(Visual layout annotation data)
━━━━━━━━━━

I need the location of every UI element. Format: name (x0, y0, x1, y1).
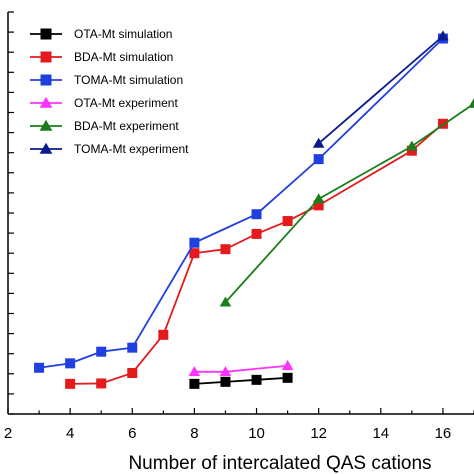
series-line (318, 35, 444, 145)
series-toma-mt-experiment (312, 30, 449, 148)
data-point (39, 119, 53, 131)
series-bda-mt-experiment (219, 97, 474, 307)
data-point (220, 376, 231, 387)
data-point (219, 296, 232, 307)
legend-label: OTA-Mt experiment (74, 96, 178, 110)
data-point (219, 366, 232, 377)
data-point (39, 96, 53, 108)
data-point (188, 366, 201, 377)
data-point (127, 342, 138, 353)
legend-label: TOMA-Mt simulation (74, 73, 183, 87)
data-point (437, 118, 448, 129)
data-point (468, 97, 474, 108)
data-point (251, 209, 262, 220)
legend-entry: BDA-Mt simulation (30, 50, 173, 64)
series-ota-mt-experiment (188, 360, 294, 377)
data-point (312, 193, 325, 204)
data-point (40, 28, 52, 40)
x-tick-label: 6 (128, 425, 136, 442)
data-point (127, 367, 138, 378)
data-point (189, 378, 200, 389)
data-point (406, 145, 417, 156)
legend-label: BDA-Mt experiment (74, 119, 179, 133)
legend-entry: BDA-Mt experiment (30, 119, 179, 133)
series-bda-mt-simulation (65, 118, 448, 389)
data-point (220, 244, 231, 255)
data-point (313, 154, 324, 165)
data-point (312, 137, 325, 148)
data-point (282, 372, 293, 383)
x-tick-label: 12 (310, 425, 327, 442)
data-point (40, 51, 52, 63)
legend-entry: OTA-Mt experiment (30, 96, 178, 110)
data-point (158, 329, 169, 340)
series-ota-mt-simulation (189, 372, 293, 389)
data-point (406, 140, 418, 151)
data-point (40, 74, 52, 86)
data-point (96, 346, 107, 357)
data-point (251, 374, 262, 385)
legend-label: OTA-Mt simulation (74, 27, 172, 41)
data-point (437, 30, 449, 41)
data-point (39, 142, 53, 154)
data-point (189, 237, 200, 248)
data-point (65, 358, 76, 369)
legend-entry: TOMA-Mt simulation (30, 73, 183, 87)
data-point (282, 216, 293, 227)
legend-entry: OTA-Mt simulation (30, 27, 172, 41)
axes: 2 4 6 8 10 12 14 16 (4, 11, 474, 442)
data-point (313, 200, 324, 211)
x-tick-label: 10 (248, 425, 265, 442)
data-point (251, 228, 262, 239)
x-tick-label: 8 (190, 425, 198, 442)
x-tick-label: 14 (372, 425, 389, 442)
x-tick-label: 4 (66, 425, 74, 442)
data-point (281, 360, 294, 371)
data-point (65, 378, 76, 389)
x-axis-title: Number of intercalated QAS cations (128, 453, 431, 474)
series-line (224, 102, 474, 303)
x-tick-label: 2 (4, 425, 12, 442)
legend: OTA-Mt simulation BDA-Mt simulation TOMA-M… (30, 27, 189, 156)
legend-entry: TOMA-Mt experiment (30, 142, 189, 156)
legend-label: BDA-Mt simulation (74, 50, 173, 64)
series-line (194, 364, 288, 373)
series-layer (34, 30, 474, 389)
data-point (34, 362, 45, 373)
series-line (194, 376, 288, 385)
legend-label: TOMA-Mt experiment (74, 142, 189, 156)
data-point (96, 378, 107, 389)
data-point (189, 248, 200, 259)
x-tick-label: 16 (435, 425, 452, 442)
series-line (70, 123, 444, 385)
series-line (38, 37, 444, 369)
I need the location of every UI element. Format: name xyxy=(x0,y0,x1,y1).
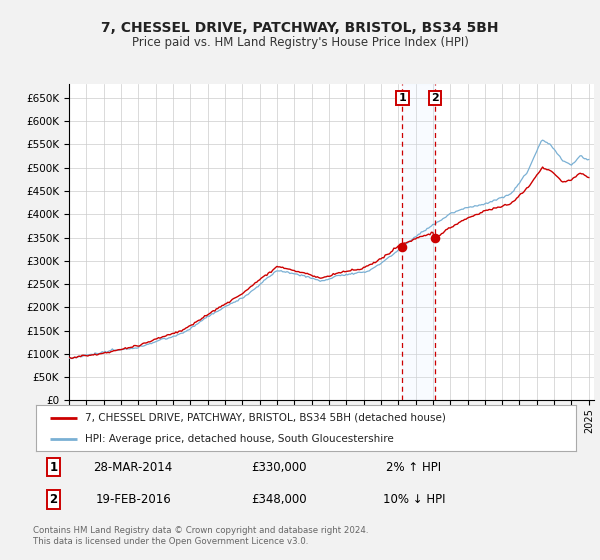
Text: 10% ↓ HPI: 10% ↓ HPI xyxy=(383,493,445,506)
Text: 2: 2 xyxy=(431,93,439,103)
Text: 7, CHESSEL DRIVE, PATCHWAY, BRISTOL, BS34 5BH (detached house): 7, CHESSEL DRIVE, PATCHWAY, BRISTOL, BS3… xyxy=(85,413,445,423)
Text: £330,000: £330,000 xyxy=(251,461,307,474)
Point xyxy=(430,234,440,243)
Text: 28-MAR-2014: 28-MAR-2014 xyxy=(94,461,173,474)
Text: 19-FEB-2016: 19-FEB-2016 xyxy=(95,493,171,506)
Point xyxy=(397,242,407,251)
Text: HPI: Average price, detached house, South Gloucestershire: HPI: Average price, detached house, Sout… xyxy=(85,435,394,444)
Bar xyxy=(402,84,435,400)
Text: £348,000: £348,000 xyxy=(251,493,307,506)
Text: 1: 1 xyxy=(49,461,58,474)
Text: 2% ↑ HPI: 2% ↑ HPI xyxy=(386,461,442,474)
Text: 2: 2 xyxy=(49,493,58,506)
Text: Contains HM Land Registry data © Crown copyright and database right 2024.
This d: Contains HM Land Registry data © Crown c… xyxy=(33,526,368,546)
Text: 1: 1 xyxy=(398,93,406,103)
Text: 7, CHESSEL DRIVE, PATCHWAY, BRISTOL, BS34 5BH: 7, CHESSEL DRIVE, PATCHWAY, BRISTOL, BS3… xyxy=(101,21,499,35)
Text: Price paid vs. HM Land Registry's House Price Index (HPI): Price paid vs. HM Land Registry's House … xyxy=(131,36,469,49)
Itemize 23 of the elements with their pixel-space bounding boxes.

━━━━━━━━━━

◆ Stated problem: Duplicate the lines of the data starting at the one containing "series-line (318, 35, 444, 145)" and ending at the one containing "series-ota-mt-experiment (188, 360, 294, 377)", both included.

◆ Solved exercise:
series-line (318, 35, 444, 145)
series-toma-mt-experiment (312, 30, 449, 148)
data-point (39, 119, 53, 131)
series-bda-mt-experiment (219, 97, 474, 307)
data-point (220, 376, 231, 387)
data-point (219, 296, 232, 307)
legend-label: OTA-Mt experiment (74, 96, 178, 110)
data-point (219, 366, 232, 377)
data-point (39, 96, 53, 108)
data-point (188, 366, 201, 377)
data-point (127, 342, 138, 353)
legend-label: TOMA-Mt simulation (74, 73, 183, 87)
data-point (437, 118, 448, 129)
data-point (468, 97, 474, 108)
data-point (251, 209, 262, 220)
legend-entry: BDA-Mt simulation (30, 50, 173, 64)
series-ota-mt-experiment (188, 360, 294, 377)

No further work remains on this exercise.